Output the data below in full, byte for byte. Nothing may differ.

— Start of Records for processing —

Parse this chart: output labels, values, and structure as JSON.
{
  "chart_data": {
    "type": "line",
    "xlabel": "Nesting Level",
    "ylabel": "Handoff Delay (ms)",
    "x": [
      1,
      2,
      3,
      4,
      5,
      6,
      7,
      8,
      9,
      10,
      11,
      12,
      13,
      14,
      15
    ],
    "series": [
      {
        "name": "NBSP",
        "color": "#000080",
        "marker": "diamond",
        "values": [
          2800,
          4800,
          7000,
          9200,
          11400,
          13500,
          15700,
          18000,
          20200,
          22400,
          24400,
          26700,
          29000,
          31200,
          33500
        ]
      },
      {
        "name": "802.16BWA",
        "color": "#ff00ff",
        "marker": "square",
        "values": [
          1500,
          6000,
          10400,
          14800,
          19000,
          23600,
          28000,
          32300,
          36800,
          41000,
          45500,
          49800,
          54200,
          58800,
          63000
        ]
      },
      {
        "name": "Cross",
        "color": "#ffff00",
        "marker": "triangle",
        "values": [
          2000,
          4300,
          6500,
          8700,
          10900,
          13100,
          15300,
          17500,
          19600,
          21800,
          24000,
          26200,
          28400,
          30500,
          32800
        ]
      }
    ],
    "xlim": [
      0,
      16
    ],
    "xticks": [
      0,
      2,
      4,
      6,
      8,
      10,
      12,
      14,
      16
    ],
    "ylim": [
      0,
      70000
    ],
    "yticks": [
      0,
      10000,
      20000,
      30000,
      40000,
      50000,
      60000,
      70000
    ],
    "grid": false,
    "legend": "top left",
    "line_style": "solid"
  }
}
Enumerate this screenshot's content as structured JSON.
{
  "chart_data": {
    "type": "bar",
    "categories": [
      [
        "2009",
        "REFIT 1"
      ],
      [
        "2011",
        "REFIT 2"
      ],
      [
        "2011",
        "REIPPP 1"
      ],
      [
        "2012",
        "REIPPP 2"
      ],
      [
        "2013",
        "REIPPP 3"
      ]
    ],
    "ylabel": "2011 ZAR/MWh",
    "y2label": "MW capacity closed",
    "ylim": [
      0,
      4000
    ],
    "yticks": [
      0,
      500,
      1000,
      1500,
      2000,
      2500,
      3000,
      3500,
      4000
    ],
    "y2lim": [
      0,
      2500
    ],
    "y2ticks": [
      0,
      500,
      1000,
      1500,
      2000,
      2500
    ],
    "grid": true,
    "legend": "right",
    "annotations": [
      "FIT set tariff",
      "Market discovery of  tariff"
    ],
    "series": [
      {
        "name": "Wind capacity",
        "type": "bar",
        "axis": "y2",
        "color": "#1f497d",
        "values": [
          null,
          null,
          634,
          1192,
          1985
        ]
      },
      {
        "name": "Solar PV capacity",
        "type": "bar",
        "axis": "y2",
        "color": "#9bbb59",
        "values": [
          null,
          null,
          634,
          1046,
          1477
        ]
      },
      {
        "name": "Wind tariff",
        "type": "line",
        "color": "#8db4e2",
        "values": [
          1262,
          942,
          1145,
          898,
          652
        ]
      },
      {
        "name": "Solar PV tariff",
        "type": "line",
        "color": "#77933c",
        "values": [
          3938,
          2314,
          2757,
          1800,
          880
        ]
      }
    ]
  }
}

— End of Records for processing —

== Exercise solution ==
Parse this chart: output labels, values, and structure as JSON.
{
  "chart_data": {
    "type": "line",
    "xlabel": "Nesting Level",
    "ylabel": "Handoff Delay (ms)",
    "x": [
      1,
      2,
      3,
      4,
      5,
      6,
      7,
      8,
      9,
      10,
      11,
      12,
      13,
      14,
      15
    ],
    "series": [
      {
        "name": "NBSP",
        "color": "#000080",
        "marker": "diamond",
        "values": [
          2800,
          4800,
          7000,
          9200,
          11400,
          13500,
          15700,
          18000,
          20200,
          22400,
          24400,
          26700,
          29000,
          31200,
          33500
        ]
      },
      {
        "name": "802.16BWA",
        "color": "#ff00ff",
        "marker": "square",
        "values": [
          1500,
          6000,
          10400,
          14800,
          19000,
          23600,
          28000,
          32300,
          36800,
          41000,
          45500,
          49800,
          54200,
          58800,
          63000
        ]
      },
      {
        "name": "Cross",
        "color": "#ffff00",
        "marker": "triangle",
        "values": [
          2000,
          4300,
          6500,
          8700,
          10900,
          13100,
          15300,
          17500,
          19600,
          21800,
          24000,
          26200,
          28400,
          30500,
          32800
        ]
      }
    ],
    "xlim": [
      0,
      16
    ],
    "xticks": [
      0,
      2,
      4,
      6,
      8,
      10,
      12,
      14,
      16
    ],
    "ylim": [
      0,
      70000
    ],
    "yticks": [
      0,
      10000,
      20000,
      30000,
      40000,
      50000,
      60000,
      70000
    ],
    "grid": false,
    "legend": "top left",
    "line_style": "solid"
  }
}
Enumerate this screenshot's content as structured JSON.
{
  "chart_data": {
    "type": "bar",
    "categories": [
      [
        "2009",
        "REFIT 1"
      ],
      [
        "2011",
        "REFIT 2"
      ],
      [
        "2011",
        "REIPPP 1"
      ],
      [
        "2012",
        "REIPPP 2"
      ],
      [
        "2013",
        "REIPPP 3"
      ]
    ],
    "ylabel": "2011 ZAR/MWh",
    "y2label": "MW capacity closed",
    "ylim": [
      0,
      4000
    ],
    "yticks": [
      0,
      500,
      1000,
      1500,
      2000,
      2500,
      3000,
      3500,
      4000
    ],
    "y2lim": [
      0,
      2500
    ],
    "y2ticks": [
      0,
      500,
      1000,
      1500,
      2000,
      2500
    ],
    "grid": true,
    "legend": "right",
    "annotations": [
      "FIT set tariff",
      "Market discovery of  tariff"
    ],
    "series": [
      {
        "name": "Wind capacity",
        "type": "bar",
        "axis": "y2",
        "color": "#1f497d",
        "values": [
          null,
          null,
          634,
          1192,
          1985
        ]
      },
      {
        "name": "Solar PV capacity",
        "type": "bar",
        "axis": "y2",
        "color": "#9bbb59",
        "values": [
          null,
          null,
          634,
          1046,
          1477
        ]
      },
      {
        "name": "Wind tariff",
        "type": "line",
        "color": "#8db4e2",
        "values": [
          1262,
          942,
          1145,
          898,
          652
        ]
      },
      {
        "name": "Solar PV tariff",
        "type": "line",
        "color": "#77933c",
        "values": [
          3938,
          2314,
          2757,
          1800,
          880
        ]
      }
    ]
  }
}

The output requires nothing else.